_Task details_
Read the records and gather each line that includes "기초자치단체의".

+++ Supplied material +++

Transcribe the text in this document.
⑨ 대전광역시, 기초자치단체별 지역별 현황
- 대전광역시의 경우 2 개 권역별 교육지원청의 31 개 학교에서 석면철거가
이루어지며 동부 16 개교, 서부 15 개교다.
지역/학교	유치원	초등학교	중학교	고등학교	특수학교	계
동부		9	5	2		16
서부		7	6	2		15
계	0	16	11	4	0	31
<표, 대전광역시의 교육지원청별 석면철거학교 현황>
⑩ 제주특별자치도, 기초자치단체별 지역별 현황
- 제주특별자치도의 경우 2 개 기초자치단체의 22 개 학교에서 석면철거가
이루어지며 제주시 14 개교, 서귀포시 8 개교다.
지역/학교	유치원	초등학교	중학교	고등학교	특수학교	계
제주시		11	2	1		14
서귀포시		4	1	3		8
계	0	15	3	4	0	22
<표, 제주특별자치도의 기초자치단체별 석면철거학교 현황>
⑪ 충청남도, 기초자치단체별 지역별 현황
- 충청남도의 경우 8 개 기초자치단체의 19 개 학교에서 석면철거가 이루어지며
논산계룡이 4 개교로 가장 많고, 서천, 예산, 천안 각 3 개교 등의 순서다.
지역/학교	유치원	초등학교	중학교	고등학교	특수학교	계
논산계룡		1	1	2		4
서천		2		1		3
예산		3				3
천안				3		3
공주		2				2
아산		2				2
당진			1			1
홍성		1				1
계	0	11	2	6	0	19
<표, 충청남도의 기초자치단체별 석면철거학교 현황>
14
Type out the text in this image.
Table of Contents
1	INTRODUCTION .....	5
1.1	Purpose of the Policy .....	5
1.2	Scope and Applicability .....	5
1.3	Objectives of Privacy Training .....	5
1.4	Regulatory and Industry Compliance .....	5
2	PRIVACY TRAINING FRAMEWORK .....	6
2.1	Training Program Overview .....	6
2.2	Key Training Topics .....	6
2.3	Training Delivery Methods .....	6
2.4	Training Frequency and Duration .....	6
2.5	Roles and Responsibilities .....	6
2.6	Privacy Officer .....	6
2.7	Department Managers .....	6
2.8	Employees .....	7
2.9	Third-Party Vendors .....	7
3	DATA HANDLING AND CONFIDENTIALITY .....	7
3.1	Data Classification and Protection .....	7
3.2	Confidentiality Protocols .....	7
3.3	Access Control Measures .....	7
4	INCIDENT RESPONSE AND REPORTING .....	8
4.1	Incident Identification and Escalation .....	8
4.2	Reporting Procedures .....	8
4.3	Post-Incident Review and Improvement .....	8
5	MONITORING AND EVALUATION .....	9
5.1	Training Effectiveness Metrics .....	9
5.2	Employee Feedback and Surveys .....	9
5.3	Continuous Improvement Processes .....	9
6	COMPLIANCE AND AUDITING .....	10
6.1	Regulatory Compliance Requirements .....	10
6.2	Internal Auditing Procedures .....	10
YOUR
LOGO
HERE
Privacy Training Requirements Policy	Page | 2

+++

_Complete output_
- 제주특별자치도의 경우 2 개 기초자치단체의 22 개 학교에서 석면철거가
- 충청남도의 경우 8 개 기초자치단체의 19 개 학교에서 석면철거가 이루어지며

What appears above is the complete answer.